### [Requirement]
Locate the word "text" in the material, then show every line that holds it.
◆ ◆ ◆
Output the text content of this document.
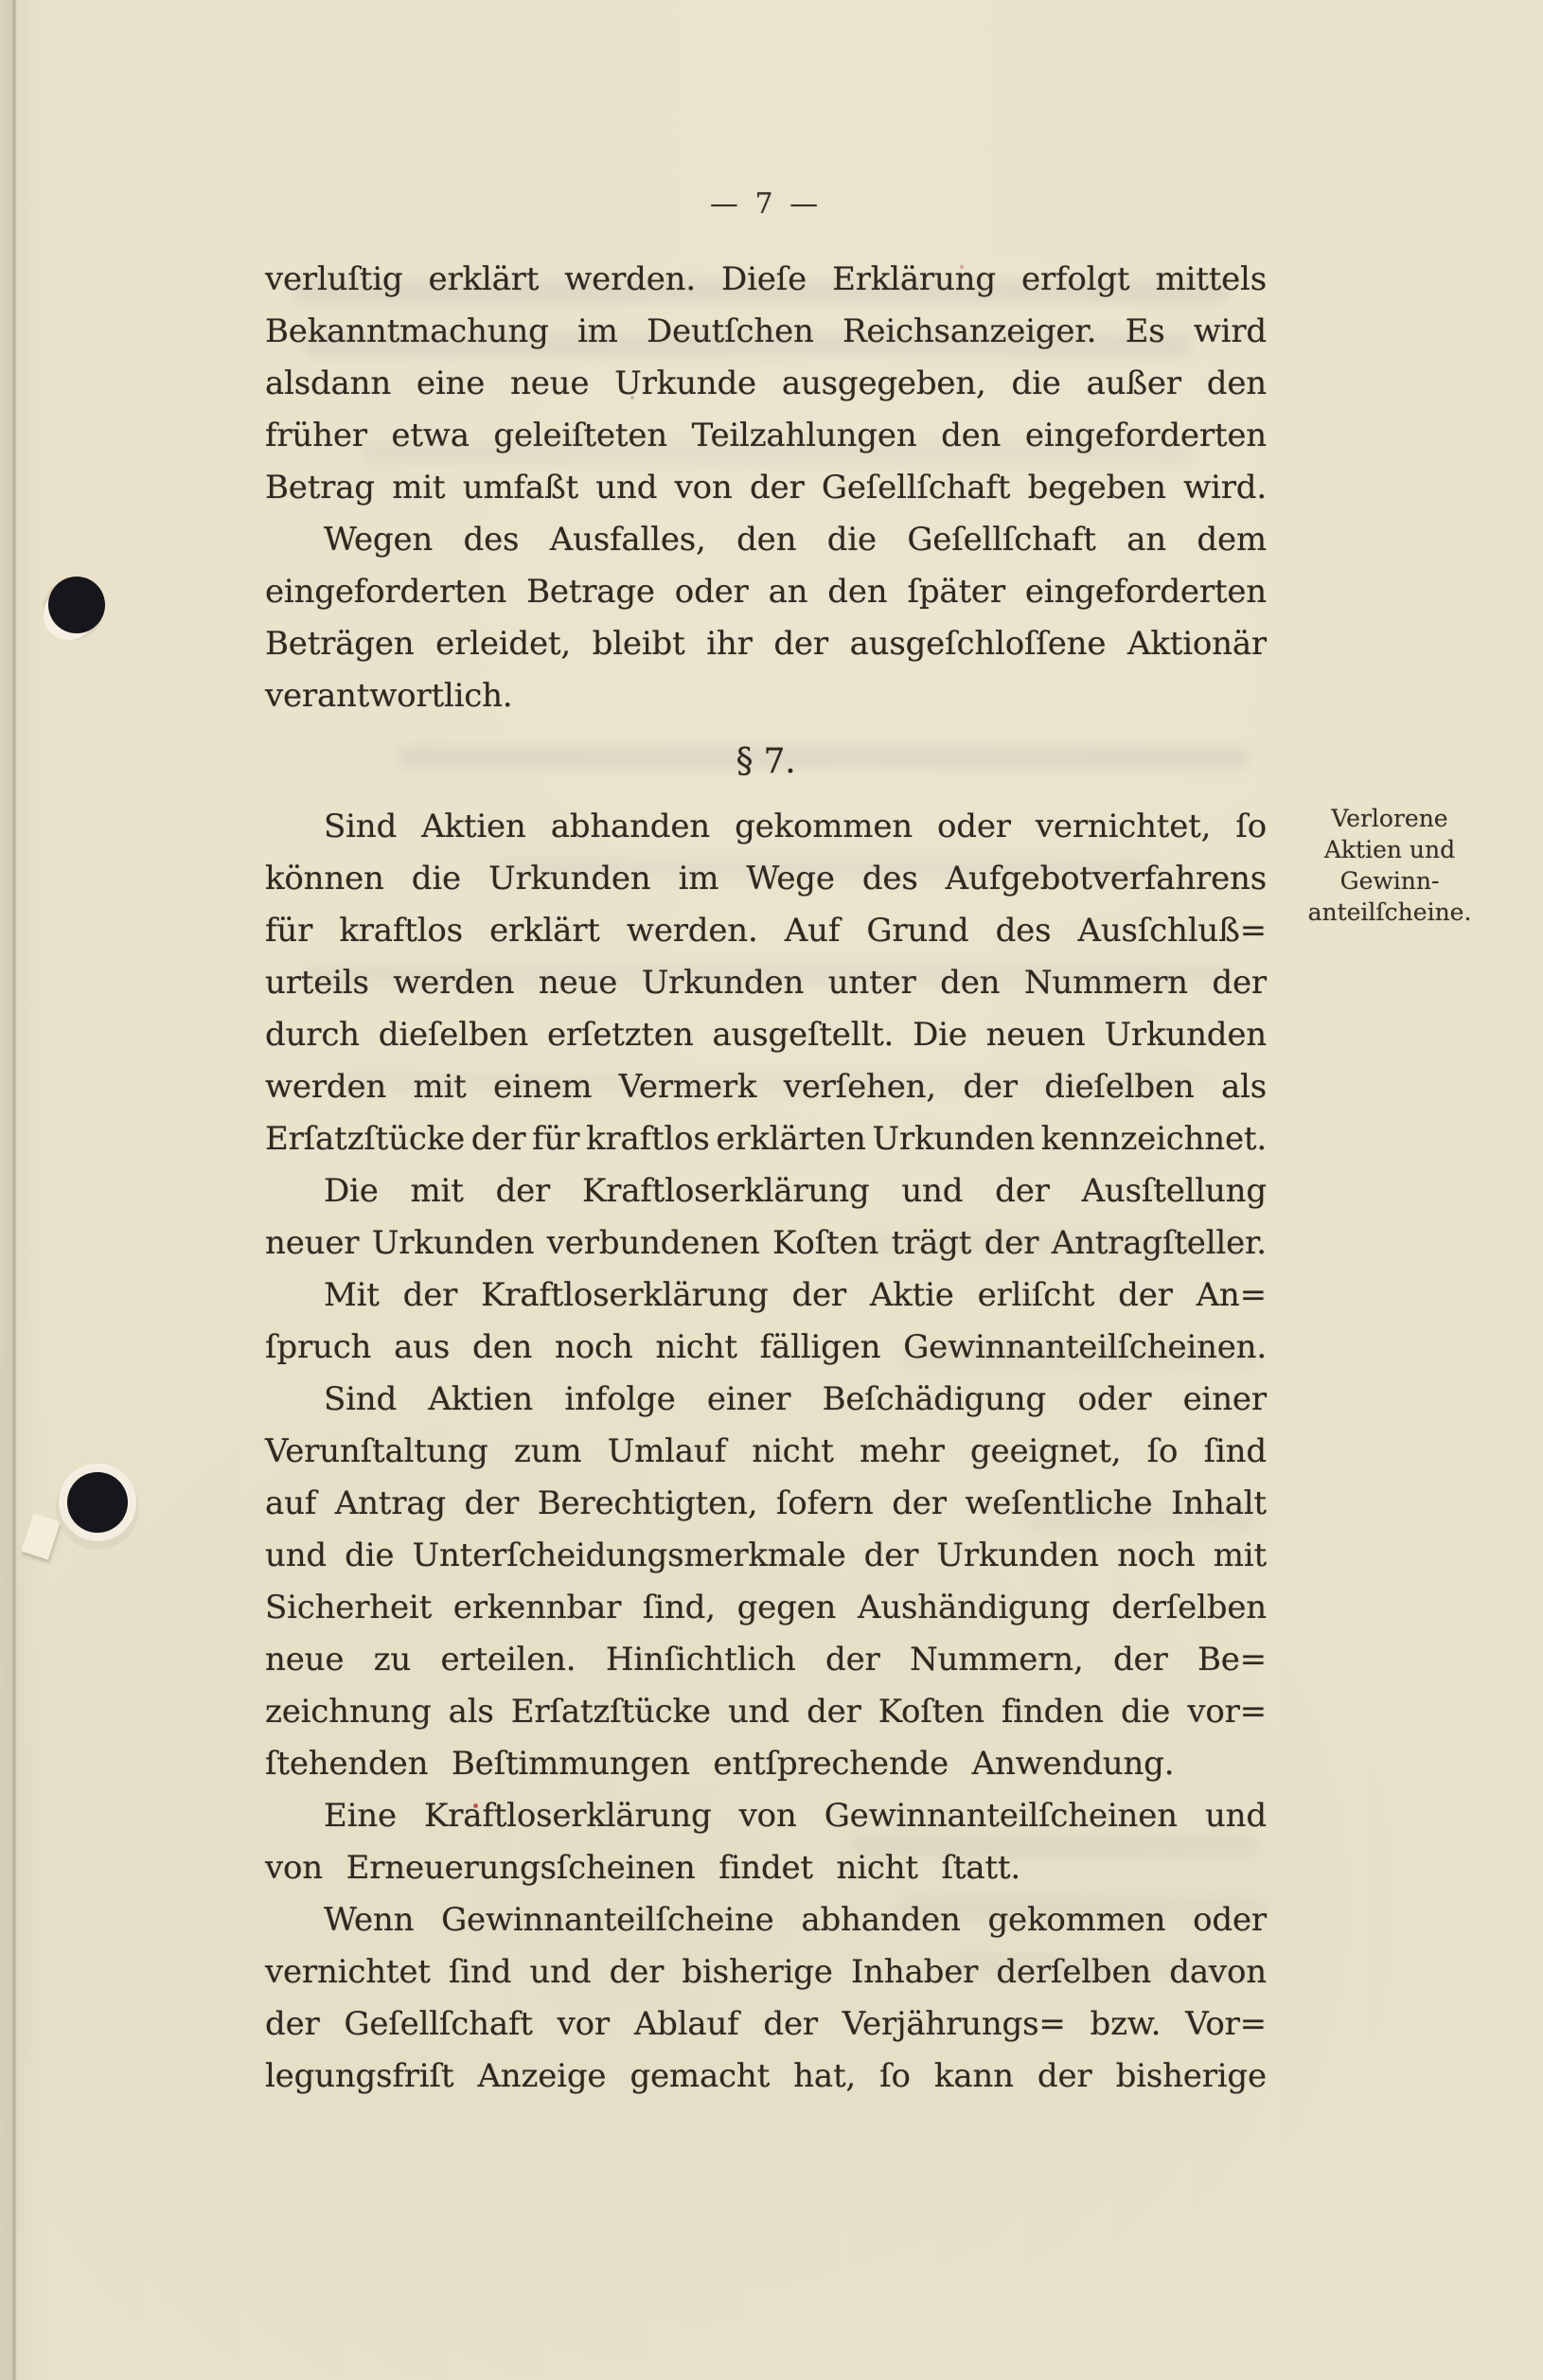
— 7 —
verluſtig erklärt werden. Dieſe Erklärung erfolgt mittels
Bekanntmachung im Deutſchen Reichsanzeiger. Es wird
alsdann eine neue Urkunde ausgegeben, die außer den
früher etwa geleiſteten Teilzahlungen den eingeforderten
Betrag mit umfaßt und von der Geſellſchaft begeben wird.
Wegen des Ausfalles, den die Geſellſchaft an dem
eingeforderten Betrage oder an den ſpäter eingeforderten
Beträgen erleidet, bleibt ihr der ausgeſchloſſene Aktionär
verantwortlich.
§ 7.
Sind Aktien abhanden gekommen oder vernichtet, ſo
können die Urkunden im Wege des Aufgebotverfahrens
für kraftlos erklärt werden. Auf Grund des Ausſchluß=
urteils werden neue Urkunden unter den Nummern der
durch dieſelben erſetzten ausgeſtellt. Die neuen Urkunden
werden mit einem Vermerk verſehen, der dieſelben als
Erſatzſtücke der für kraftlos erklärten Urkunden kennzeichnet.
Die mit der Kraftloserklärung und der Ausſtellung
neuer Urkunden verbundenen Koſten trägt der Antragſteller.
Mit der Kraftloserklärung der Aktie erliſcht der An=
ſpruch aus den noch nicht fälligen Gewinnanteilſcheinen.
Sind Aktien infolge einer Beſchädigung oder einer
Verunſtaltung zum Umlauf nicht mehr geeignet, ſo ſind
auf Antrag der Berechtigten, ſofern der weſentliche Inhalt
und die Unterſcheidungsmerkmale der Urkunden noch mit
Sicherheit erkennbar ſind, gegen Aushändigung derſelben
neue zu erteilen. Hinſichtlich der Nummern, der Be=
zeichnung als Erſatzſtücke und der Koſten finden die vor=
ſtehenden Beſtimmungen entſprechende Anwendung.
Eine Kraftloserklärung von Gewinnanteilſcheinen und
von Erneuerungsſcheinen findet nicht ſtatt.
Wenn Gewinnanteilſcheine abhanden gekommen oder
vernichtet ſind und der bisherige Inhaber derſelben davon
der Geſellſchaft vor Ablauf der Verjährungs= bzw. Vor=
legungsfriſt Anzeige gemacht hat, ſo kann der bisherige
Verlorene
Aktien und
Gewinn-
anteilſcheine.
◆ ◆ ◆
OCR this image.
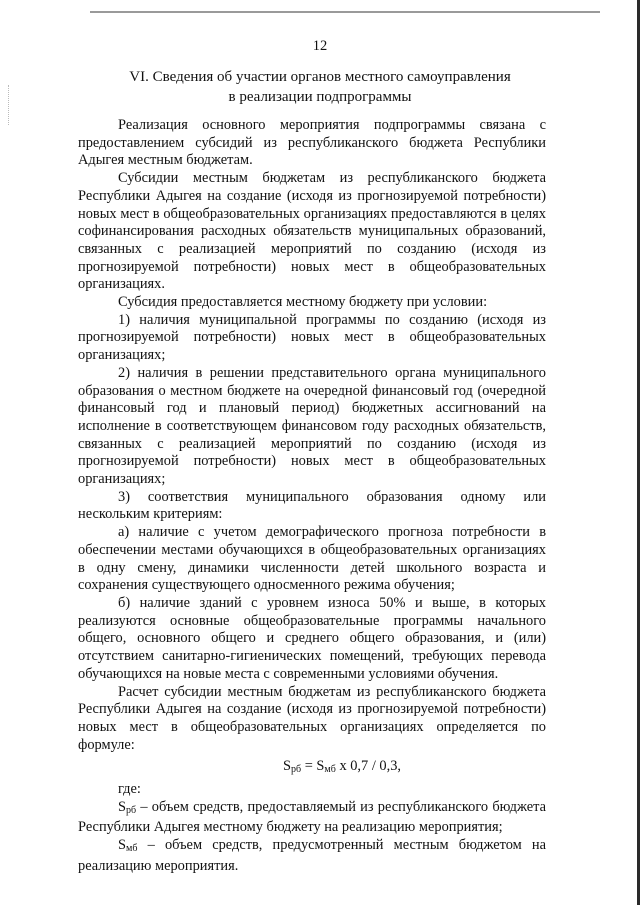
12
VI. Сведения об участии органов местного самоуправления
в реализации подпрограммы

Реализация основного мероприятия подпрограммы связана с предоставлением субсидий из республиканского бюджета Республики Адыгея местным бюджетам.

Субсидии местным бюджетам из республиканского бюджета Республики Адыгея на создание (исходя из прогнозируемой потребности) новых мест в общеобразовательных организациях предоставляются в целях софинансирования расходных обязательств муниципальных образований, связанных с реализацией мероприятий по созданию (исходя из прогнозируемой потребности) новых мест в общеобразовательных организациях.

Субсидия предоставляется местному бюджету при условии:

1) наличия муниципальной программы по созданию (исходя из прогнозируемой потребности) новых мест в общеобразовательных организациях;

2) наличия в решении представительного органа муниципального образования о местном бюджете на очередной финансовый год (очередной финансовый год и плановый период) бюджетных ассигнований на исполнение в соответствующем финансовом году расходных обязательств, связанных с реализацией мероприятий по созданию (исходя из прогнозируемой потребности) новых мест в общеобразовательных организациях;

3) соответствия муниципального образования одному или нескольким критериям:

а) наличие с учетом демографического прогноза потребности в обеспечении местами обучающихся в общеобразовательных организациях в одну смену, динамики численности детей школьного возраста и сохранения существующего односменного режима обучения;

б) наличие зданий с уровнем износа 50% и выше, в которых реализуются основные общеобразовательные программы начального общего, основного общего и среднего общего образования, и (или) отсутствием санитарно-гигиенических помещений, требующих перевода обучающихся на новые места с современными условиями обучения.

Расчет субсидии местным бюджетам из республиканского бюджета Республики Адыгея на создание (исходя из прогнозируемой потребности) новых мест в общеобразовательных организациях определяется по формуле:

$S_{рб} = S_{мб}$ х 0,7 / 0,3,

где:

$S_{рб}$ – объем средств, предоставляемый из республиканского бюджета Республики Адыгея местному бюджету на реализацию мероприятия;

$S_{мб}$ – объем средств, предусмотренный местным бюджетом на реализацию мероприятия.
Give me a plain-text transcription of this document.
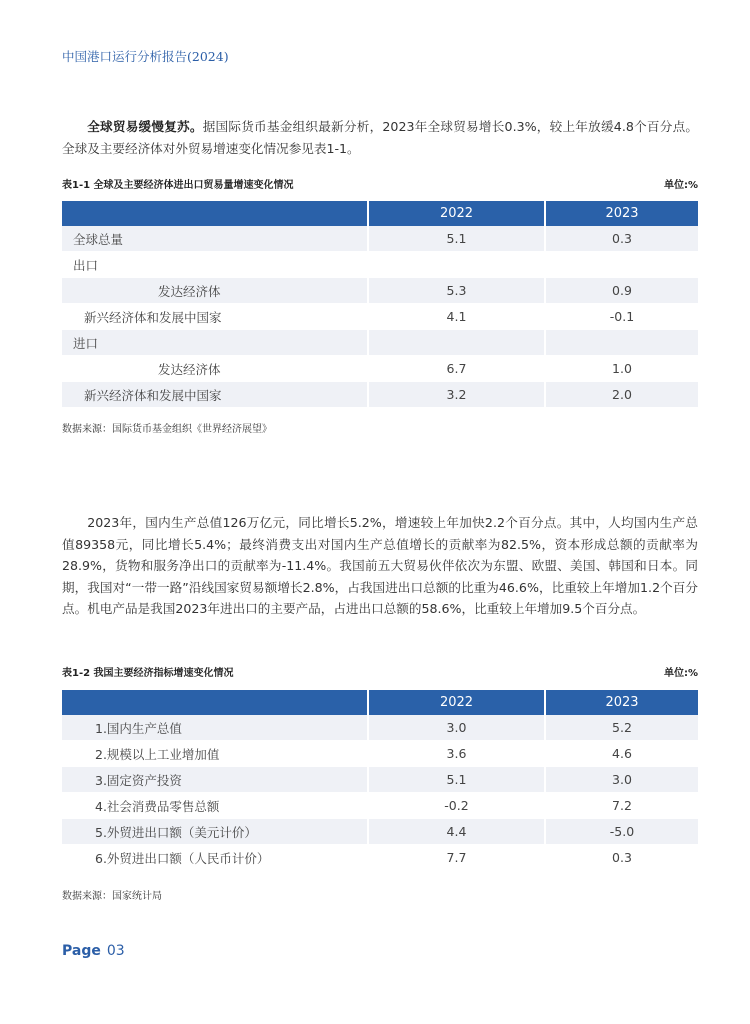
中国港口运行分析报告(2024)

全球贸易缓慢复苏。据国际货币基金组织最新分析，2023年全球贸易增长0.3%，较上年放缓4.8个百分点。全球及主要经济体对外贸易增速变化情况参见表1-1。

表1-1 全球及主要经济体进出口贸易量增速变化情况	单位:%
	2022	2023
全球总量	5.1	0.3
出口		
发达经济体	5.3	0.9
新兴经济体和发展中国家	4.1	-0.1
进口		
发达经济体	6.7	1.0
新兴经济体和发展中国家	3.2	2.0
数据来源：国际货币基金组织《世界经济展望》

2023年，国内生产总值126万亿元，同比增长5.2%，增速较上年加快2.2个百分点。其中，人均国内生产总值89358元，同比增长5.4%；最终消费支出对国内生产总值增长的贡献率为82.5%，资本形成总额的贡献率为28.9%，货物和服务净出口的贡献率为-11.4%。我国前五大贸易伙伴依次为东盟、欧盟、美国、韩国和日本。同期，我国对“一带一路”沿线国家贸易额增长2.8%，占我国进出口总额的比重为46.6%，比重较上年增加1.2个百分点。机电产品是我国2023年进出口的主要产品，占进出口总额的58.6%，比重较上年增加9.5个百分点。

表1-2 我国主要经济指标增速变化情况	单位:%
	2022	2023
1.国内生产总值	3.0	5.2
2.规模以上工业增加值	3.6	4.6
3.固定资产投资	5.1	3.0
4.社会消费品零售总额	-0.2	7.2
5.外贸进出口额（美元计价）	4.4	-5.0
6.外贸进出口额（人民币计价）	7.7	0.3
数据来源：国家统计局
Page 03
◆ ◆ ◆
### [Finished exercise]
Output the text content of this document.
Give me a plain-text transcription of this document.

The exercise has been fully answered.